Records:
+++++
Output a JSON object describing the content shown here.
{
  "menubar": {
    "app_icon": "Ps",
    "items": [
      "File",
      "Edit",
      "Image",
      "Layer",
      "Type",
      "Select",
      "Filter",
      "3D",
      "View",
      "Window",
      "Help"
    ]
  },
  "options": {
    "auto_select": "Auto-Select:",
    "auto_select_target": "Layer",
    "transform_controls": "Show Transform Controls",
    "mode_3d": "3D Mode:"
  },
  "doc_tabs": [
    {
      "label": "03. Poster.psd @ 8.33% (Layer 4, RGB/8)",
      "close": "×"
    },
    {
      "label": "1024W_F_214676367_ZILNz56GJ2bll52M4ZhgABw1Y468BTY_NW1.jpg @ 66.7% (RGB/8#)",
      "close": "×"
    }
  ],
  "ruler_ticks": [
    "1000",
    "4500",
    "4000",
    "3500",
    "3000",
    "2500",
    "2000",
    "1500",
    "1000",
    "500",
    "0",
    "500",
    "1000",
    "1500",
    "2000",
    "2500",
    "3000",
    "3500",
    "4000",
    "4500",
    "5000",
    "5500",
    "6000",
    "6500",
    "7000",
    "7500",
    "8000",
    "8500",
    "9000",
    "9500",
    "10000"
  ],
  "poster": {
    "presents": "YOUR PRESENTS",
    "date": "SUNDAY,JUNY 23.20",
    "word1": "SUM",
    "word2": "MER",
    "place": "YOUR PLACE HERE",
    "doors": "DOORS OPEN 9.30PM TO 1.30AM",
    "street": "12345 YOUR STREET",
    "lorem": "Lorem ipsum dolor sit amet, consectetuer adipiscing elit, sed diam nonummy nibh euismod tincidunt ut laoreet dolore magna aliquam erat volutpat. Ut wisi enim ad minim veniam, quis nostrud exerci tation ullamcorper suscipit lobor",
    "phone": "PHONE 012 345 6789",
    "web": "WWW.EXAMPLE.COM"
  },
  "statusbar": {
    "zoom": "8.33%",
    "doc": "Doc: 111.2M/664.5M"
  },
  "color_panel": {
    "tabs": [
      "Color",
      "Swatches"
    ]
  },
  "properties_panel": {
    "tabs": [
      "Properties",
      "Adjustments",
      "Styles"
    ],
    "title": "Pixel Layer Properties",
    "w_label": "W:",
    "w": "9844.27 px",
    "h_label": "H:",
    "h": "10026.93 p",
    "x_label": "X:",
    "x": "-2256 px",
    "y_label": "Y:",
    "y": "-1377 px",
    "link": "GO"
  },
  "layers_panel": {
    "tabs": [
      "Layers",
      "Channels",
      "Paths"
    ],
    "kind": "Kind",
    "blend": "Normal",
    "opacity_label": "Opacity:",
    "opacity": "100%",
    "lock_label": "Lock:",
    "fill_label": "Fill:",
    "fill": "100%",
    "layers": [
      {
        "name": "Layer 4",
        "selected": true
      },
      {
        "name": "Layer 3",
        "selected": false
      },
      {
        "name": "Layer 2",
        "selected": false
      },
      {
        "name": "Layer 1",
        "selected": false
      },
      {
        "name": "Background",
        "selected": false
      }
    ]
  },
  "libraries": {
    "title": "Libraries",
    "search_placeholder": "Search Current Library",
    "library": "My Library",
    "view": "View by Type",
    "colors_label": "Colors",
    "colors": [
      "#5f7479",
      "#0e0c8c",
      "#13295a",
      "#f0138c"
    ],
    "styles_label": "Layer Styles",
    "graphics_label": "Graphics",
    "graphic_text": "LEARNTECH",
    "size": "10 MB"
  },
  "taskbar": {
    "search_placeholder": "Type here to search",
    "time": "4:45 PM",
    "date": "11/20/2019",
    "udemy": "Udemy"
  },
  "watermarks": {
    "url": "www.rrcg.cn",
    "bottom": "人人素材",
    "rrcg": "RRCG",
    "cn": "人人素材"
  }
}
+++++
Goal of the exercise: Write the whole listing out again. Keep every line exactly as it is.

Task solution:
Output a JSON object describing the content shown here.
{
  "menubar": {
    "app_icon": "Ps",
    "items": [
      "File",
      "Edit",
      "Image",
      "Layer",
      "Type",
      "Select",
      "Filter",
      "3D",
      "View",
      "Window",
      "Help"
    ]
  },
  "options": {
    "auto_select": "Auto-Select:",
    "auto_select_target": "Layer",
    "transform_controls": "Show Transform Controls",
    "mode_3d": "3D Mode:"
  },
  "doc_tabs": [
    {
      "label": "03. Poster.psd @ 8.33% (Layer 4, RGB/8)",
      "close": "×"
    },
    {
      "label": "1024W_F_214676367_ZILNz56GJ2bll52M4ZhgABw1Y468BTY_NW1.jpg @ 66.7% (RGB/8#)",
      "close": "×"
    }
  ],
  "ruler_ticks": [
    "1000",
    "4500",
    "4000",
    "3500",
    "3000",
    "2500",
    "2000",
    "1500",
    "1000",
    "500",
    "0",
    "500",
    "1000",
    "1500",
    "2000",
    "2500",
    "3000",
    "3500",
    "4000",
    "4500",
    "5000",
    "5500",
    "6000",
    "6500",
    "7000",
    "7500",
    "8000",
    "8500",
    "9000",
    "9500",
    "10000"
  ],
  "poster": {
    "presents": "YOUR PRESENTS",
    "date": "SUNDAY,JUNY 23.20",
    "word1": "SUM",
    "word2": "MER",
    "place": "YOUR PLACE HERE",
    "doors": "DOORS OPEN 9.30PM TO 1.30AM",
    "street": "12345 YOUR STREET",
    "lorem": "Lorem ipsum dolor sit amet, consectetuer adipiscing elit, sed diam nonummy nibh euismod tincidunt ut laoreet dolore magna aliquam erat volutpat. Ut wisi enim ad minim veniam, quis nostrud exerci tation ullamcorper suscipit lobor",
    "phone": "PHONE 012 345 6789",
    "web": "WWW.EXAMPLE.COM"
  },
  "statusbar": {
    "zoom": "8.33%",
    "doc": "Doc: 111.2M/664.5M"
  },
  "color_panel": {
    "tabs": [
      "Color",
      "Swatches"
    ]
  },
  "properties_panel": {
    "tabs": [
      "Properties",
      "Adjustments",
      "Styles"
    ],
    "title": "Pixel Layer Properties",
    "w_label": "W:",
    "w": "9844.27 px",
    "h_label": "H:",
    "h": "10026.93 p",
    "x_label": "X:",
    "x": "-2256 px",
    "y_label": "Y:",
    "y": "-1377 px",
    "link": "GO"
  },
  "layers_panel": {
    "tabs": [
      "Layers",
      "Channels",
      "Paths"
    ],
    "kind": "Kind",
    "blend": "Normal",
    "opacity_label": "Opacity:",
    "opacity": "100%",
    "lock_label": "Lock:",
    "fill_label": "Fill:",
    "fill": "100%",
    "layers": [
      {
        "name": "Layer 4",
        "selected": true
      },
      {
        "name": "Layer 3",
        "selected": false
      },
      {
        "name": "Layer 2",
        "selected": false
      },
      {
        "name": "Layer 1",
        "selected": false
      },
      {
        "name": "Background",
        "selected": false
      }
    ]
  },
  "libraries": {
    "title": "Libraries",
    "search_placeholder": "Search Current Library",
    "library": "My Library",
    "view": "View by Type",
    "colors_label": "Colors",
    "colors": [
      "#5f7479",
      "#0e0c8c",
      "#13295a",
      "#f0138c"
    ],
    "styles_label": "Layer Styles",
    "graphics_label": "Graphics",
    "graphic_text": "LEARNTECH",
    "size": "10 MB"
  },
  "taskbar": {
    "search_placeholder": "Type here to search",
    "time": "4:45 PM",
    "date": "11/20/2019",
    "udemy": "Udemy"
  },
  "watermarks": {
    "url": "www.rrcg.cn",
    "bottom": "人人素材",
    "rrcg": "RRCG",
    "cn": "人人素材"
  }
}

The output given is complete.